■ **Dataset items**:
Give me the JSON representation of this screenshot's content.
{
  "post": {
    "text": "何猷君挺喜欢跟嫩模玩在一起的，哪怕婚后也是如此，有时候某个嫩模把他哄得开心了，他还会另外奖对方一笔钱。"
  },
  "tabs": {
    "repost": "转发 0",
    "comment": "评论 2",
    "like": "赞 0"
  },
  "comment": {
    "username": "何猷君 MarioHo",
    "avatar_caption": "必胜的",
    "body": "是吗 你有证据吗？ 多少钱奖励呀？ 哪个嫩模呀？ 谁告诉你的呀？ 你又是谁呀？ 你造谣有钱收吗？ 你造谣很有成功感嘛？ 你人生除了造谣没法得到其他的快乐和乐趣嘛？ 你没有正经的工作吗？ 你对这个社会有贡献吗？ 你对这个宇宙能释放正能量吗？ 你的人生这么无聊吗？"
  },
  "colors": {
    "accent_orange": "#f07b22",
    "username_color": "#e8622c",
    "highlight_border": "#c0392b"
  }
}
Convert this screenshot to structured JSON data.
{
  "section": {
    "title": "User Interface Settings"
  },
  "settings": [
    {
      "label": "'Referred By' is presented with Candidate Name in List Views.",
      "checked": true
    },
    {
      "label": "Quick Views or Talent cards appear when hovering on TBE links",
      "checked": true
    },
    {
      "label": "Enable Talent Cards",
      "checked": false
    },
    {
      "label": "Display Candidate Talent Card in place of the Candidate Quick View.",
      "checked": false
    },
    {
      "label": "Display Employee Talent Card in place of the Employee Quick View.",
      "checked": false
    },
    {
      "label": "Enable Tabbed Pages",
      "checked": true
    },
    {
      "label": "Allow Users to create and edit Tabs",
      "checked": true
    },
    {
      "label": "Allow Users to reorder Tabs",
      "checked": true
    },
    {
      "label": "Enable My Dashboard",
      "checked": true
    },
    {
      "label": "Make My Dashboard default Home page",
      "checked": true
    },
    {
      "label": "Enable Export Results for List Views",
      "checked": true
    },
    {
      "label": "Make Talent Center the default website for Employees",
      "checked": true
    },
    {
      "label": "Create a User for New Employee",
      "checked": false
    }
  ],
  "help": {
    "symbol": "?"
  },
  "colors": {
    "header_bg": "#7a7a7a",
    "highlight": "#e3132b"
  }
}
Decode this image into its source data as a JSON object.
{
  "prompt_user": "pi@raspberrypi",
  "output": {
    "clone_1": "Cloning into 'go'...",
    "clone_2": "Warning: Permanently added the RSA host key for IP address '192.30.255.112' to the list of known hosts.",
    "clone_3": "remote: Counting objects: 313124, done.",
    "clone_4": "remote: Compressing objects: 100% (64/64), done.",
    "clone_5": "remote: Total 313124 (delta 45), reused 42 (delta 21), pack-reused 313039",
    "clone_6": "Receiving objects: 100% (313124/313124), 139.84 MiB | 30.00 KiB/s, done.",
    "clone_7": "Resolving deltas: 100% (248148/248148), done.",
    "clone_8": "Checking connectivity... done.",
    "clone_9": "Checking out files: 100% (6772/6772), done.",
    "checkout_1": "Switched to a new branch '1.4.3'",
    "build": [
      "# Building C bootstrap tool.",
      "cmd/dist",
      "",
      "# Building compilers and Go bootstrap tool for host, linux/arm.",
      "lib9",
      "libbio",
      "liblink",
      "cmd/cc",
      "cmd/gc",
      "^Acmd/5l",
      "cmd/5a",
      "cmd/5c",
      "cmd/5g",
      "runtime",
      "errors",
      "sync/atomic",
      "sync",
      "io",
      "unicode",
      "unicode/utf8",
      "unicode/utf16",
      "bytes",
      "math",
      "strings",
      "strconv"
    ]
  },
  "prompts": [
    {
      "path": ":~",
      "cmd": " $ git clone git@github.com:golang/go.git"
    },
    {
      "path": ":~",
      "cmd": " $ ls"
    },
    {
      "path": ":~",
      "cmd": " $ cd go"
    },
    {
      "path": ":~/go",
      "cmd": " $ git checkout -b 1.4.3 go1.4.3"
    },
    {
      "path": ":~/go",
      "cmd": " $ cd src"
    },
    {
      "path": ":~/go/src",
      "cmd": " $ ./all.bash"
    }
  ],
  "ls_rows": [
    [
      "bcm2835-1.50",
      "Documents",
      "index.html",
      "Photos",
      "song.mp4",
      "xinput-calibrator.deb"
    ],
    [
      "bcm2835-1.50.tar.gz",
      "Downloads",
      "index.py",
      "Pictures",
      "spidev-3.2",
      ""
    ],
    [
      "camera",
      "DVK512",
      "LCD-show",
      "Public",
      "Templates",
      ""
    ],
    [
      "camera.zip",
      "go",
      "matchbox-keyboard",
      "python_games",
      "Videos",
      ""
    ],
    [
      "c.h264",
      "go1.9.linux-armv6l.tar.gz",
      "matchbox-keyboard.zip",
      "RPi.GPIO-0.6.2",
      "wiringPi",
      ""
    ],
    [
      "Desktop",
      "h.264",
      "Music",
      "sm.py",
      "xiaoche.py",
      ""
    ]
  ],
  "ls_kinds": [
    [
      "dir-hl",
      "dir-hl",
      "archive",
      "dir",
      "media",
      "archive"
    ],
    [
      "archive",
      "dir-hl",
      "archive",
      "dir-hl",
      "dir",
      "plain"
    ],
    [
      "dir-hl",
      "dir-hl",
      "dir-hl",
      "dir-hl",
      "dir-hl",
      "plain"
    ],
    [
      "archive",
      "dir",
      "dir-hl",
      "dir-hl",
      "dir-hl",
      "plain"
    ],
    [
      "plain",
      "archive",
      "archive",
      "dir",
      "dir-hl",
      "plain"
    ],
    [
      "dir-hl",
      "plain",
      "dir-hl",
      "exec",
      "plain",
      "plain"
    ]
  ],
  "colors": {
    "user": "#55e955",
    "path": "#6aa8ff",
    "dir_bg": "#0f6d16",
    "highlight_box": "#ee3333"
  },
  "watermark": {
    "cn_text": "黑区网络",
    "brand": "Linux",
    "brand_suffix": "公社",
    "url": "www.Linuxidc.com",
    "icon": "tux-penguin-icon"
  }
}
--
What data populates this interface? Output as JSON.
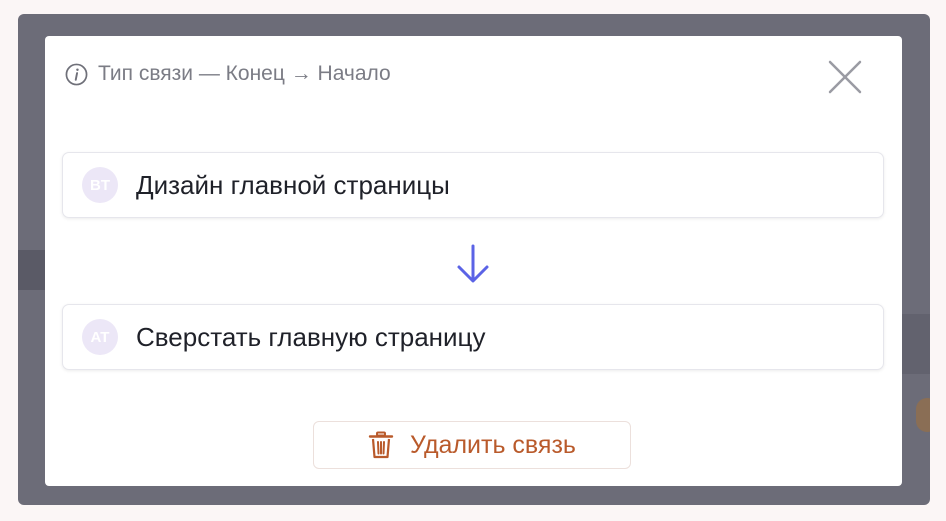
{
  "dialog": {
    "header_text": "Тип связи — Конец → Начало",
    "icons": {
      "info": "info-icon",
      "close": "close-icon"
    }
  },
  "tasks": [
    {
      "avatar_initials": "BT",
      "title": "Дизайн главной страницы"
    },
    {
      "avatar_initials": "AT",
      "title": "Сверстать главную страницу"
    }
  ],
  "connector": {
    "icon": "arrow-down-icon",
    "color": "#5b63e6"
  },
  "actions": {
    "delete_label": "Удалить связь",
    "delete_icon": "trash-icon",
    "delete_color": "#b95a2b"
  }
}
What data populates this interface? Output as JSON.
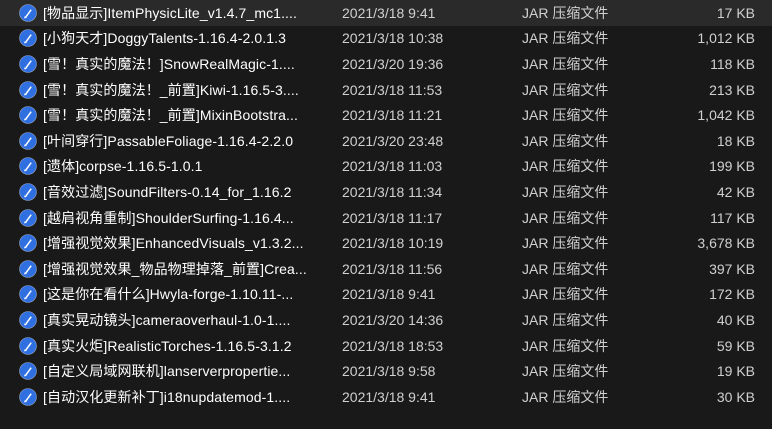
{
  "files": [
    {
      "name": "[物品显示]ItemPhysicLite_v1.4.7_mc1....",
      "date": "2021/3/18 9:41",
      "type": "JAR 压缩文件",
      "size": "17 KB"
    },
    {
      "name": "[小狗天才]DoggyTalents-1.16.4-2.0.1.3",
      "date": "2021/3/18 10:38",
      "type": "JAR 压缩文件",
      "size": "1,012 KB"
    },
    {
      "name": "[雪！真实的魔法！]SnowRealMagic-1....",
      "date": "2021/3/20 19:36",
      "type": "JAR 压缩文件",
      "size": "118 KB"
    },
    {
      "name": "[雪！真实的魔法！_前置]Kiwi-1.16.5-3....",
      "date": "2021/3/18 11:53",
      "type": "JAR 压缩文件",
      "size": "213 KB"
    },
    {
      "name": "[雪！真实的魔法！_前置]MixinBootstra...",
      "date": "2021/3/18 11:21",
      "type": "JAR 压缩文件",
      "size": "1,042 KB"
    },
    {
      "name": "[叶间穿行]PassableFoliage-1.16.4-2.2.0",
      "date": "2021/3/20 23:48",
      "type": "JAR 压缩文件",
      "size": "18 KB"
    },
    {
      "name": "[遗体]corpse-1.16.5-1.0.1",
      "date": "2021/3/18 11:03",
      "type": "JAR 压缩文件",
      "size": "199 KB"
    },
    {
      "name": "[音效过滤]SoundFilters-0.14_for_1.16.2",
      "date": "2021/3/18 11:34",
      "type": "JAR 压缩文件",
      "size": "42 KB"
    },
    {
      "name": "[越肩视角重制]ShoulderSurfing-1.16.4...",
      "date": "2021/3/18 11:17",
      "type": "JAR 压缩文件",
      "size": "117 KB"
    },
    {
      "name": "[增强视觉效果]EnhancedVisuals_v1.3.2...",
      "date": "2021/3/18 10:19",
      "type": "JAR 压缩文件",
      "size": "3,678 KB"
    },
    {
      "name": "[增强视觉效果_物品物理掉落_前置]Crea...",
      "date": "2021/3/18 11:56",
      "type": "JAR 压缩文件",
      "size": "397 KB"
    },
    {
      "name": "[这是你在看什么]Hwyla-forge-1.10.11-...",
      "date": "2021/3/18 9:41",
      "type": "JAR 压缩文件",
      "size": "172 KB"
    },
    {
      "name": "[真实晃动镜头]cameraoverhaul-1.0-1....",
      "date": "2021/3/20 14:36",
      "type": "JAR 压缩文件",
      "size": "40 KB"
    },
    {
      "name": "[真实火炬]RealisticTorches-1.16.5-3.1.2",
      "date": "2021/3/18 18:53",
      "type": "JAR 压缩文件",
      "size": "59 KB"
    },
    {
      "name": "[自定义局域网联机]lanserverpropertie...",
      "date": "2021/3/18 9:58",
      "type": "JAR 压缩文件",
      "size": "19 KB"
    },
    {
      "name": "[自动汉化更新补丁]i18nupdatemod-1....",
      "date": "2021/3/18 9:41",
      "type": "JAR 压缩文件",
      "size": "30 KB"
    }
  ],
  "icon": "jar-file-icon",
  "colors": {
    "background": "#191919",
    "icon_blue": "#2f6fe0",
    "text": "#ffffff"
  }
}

■ **Exercise details**: Where a line holds the string "unicode", copy that line.

■ **Response to this exercise**:
      "unicode",
      "unicode/utf8",
      "unicode/utf16",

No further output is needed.